EXERCISE BRIEF
Review the lines that follow and copy each one that contains the word "content".
───── DATA FOR THIS TASK ─────
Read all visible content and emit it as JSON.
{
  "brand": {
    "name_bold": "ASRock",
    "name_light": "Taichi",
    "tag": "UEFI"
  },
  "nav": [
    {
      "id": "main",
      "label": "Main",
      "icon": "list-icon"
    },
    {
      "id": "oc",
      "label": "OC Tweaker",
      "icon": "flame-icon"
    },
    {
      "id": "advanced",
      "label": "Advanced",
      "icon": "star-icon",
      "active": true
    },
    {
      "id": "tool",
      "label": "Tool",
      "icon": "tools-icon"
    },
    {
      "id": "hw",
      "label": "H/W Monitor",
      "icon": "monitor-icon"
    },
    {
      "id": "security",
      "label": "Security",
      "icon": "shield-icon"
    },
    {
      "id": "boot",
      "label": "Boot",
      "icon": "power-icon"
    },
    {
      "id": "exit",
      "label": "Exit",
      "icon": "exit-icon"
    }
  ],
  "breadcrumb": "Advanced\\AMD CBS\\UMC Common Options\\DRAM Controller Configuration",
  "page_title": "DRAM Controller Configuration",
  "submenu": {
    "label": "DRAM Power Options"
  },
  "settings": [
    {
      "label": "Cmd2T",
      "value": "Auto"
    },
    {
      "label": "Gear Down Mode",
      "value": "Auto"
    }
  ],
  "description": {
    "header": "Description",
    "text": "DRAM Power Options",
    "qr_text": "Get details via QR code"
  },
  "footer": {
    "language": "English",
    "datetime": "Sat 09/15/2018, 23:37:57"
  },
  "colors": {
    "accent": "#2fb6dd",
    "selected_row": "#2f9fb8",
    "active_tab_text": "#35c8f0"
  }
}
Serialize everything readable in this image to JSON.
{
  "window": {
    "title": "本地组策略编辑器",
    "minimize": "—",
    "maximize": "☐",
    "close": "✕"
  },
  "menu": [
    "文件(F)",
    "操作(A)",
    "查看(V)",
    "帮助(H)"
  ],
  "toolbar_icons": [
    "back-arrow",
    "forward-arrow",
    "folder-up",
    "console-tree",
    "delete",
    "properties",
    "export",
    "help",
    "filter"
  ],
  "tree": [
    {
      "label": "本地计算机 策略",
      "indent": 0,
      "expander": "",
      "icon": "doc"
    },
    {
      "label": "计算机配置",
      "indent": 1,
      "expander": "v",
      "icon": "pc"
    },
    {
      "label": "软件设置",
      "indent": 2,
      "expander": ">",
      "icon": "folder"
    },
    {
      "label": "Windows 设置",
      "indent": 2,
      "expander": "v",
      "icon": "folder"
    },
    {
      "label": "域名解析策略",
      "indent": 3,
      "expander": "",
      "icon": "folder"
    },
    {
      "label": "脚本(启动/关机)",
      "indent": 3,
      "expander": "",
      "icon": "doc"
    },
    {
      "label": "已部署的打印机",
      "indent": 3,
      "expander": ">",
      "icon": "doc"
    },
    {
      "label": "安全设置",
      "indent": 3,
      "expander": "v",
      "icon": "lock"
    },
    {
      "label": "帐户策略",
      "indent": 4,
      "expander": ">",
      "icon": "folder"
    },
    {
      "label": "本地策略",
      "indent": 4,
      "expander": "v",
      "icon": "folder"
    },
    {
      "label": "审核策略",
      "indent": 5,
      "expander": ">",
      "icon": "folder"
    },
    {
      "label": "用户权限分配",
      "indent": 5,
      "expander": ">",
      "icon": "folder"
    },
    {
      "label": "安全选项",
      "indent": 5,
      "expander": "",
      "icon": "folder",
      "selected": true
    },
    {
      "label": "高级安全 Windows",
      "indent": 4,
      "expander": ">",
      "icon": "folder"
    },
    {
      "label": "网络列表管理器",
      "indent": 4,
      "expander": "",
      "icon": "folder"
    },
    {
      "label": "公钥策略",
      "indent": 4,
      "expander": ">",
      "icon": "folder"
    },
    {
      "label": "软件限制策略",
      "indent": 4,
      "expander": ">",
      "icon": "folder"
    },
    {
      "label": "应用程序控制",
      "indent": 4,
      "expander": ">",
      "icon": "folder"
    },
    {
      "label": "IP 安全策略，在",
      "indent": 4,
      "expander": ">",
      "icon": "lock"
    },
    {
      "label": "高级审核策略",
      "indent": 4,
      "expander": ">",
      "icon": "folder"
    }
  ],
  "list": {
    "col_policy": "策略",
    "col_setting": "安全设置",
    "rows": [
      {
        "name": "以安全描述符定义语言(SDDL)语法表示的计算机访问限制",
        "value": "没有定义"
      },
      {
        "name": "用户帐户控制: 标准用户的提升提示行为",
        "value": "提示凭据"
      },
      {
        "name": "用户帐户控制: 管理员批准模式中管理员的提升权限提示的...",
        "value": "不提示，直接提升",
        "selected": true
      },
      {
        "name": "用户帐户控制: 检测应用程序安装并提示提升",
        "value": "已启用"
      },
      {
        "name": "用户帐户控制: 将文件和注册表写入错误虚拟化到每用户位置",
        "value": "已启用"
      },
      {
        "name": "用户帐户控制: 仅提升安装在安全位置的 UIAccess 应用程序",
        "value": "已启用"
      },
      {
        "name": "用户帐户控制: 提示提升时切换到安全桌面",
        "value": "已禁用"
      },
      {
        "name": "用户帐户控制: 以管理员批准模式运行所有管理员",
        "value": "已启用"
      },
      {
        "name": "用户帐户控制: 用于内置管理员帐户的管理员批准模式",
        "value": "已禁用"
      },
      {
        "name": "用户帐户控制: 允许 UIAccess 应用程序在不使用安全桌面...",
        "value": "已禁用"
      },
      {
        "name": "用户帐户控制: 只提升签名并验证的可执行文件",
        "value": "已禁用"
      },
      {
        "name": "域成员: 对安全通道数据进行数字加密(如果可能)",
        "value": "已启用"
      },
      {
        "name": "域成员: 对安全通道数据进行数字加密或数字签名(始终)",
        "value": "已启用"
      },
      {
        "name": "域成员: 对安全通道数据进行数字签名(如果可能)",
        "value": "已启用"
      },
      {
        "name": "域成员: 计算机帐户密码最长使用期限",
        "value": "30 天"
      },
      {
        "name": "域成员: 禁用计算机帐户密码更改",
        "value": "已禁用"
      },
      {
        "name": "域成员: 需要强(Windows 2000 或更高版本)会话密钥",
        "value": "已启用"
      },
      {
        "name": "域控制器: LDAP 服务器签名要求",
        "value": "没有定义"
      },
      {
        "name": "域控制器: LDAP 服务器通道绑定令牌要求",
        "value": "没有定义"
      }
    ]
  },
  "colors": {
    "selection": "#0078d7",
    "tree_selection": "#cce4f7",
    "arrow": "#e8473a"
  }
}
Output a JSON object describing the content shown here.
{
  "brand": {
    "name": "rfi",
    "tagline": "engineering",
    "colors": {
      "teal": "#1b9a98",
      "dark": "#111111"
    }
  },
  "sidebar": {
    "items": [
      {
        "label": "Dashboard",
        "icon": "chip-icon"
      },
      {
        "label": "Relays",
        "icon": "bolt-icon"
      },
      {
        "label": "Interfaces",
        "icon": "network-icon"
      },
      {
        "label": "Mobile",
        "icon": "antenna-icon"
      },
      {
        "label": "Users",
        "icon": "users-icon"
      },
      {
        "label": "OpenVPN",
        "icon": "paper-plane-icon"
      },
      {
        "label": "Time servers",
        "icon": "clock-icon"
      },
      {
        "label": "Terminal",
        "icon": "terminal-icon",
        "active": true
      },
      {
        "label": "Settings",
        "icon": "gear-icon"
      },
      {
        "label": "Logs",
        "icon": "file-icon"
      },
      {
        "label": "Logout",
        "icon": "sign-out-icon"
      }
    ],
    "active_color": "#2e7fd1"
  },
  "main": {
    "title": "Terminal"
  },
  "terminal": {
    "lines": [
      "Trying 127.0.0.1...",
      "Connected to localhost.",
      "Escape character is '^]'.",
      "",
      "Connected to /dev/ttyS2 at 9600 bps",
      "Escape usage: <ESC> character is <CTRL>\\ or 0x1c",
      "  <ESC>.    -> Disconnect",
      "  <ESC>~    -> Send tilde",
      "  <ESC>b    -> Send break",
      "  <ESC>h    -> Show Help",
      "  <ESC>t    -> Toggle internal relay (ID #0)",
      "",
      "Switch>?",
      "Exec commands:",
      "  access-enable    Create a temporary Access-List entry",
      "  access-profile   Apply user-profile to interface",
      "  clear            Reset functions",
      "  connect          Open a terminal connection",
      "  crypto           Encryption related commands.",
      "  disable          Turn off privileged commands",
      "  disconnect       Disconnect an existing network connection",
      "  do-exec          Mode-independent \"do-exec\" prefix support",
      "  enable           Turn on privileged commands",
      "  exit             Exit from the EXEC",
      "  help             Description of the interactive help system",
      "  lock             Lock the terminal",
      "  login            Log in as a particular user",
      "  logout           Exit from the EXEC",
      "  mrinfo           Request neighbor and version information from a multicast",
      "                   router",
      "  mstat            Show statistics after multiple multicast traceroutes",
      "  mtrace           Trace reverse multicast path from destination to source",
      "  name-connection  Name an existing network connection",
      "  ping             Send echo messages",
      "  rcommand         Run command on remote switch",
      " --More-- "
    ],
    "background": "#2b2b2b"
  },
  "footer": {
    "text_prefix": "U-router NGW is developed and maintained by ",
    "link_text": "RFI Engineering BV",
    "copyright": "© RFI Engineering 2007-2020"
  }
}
─────
RESULT FOR THIS TASK
Read all visible content and emit it as JSON.
Output a JSON object describing the content shown here.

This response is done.